──────── SUPPLIED ENTRIES

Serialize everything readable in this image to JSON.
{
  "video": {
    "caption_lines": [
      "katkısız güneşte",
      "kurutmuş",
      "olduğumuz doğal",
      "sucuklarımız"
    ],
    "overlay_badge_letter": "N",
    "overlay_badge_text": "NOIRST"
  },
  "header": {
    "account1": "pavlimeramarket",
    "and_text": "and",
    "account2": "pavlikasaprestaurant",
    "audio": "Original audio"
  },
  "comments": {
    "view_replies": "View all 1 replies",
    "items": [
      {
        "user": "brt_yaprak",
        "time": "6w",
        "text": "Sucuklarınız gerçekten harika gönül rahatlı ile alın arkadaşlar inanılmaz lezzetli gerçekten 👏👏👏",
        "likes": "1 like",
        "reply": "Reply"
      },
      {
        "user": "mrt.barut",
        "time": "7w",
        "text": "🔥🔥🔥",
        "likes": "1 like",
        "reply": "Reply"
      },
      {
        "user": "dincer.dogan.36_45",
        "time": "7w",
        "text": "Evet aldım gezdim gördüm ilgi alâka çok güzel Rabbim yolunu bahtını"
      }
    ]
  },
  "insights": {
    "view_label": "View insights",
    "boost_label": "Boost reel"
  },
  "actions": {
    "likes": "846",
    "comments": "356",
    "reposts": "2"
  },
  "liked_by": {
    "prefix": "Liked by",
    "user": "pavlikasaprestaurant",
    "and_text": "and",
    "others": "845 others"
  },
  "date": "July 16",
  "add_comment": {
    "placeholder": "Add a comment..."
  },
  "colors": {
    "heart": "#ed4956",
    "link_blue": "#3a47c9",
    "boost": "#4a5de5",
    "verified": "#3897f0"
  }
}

────────────────
──────── SUPPLIED ENTRIES

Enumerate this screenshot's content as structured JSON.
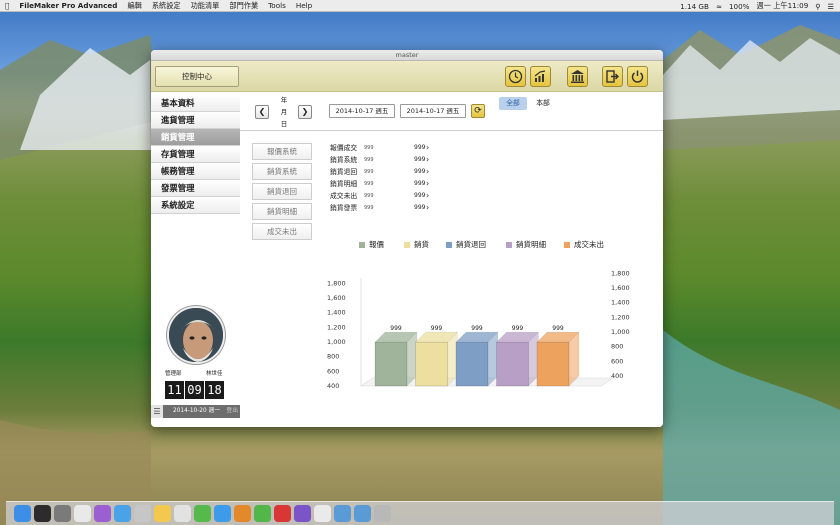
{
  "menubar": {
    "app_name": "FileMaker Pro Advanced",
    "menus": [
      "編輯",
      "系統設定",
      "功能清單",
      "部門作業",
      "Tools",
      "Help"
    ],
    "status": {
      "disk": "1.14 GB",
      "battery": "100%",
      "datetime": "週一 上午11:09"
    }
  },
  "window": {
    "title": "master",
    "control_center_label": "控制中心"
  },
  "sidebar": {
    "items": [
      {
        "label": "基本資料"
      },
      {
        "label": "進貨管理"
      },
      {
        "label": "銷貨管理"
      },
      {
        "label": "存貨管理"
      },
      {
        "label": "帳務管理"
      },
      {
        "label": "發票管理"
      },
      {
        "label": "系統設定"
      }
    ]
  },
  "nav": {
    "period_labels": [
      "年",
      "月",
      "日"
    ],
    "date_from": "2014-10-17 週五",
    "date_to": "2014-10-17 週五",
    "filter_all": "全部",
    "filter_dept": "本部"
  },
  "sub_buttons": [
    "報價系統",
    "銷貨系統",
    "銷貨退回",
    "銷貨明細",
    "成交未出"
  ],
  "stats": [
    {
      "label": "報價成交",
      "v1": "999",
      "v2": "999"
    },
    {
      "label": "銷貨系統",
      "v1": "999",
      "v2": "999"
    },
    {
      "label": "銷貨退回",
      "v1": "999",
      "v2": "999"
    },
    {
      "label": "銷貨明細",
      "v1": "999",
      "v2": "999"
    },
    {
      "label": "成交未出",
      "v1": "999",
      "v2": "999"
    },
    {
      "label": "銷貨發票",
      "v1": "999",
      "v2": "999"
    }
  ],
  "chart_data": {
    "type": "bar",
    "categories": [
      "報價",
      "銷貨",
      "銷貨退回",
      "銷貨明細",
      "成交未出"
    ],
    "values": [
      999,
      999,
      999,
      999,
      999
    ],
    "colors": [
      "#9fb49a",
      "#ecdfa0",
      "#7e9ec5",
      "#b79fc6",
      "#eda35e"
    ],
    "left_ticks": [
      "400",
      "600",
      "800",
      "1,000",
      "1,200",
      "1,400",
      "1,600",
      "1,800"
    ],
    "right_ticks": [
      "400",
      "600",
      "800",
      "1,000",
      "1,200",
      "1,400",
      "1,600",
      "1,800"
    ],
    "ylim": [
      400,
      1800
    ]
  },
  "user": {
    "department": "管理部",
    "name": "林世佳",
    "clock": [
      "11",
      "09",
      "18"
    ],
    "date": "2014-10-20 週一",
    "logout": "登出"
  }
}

────────────────

(WRITTEN PROBLEM) Report how many lines in the entries hold the string "user". Nothing but the number is wanted.

(EXERCISE ANSWER) 5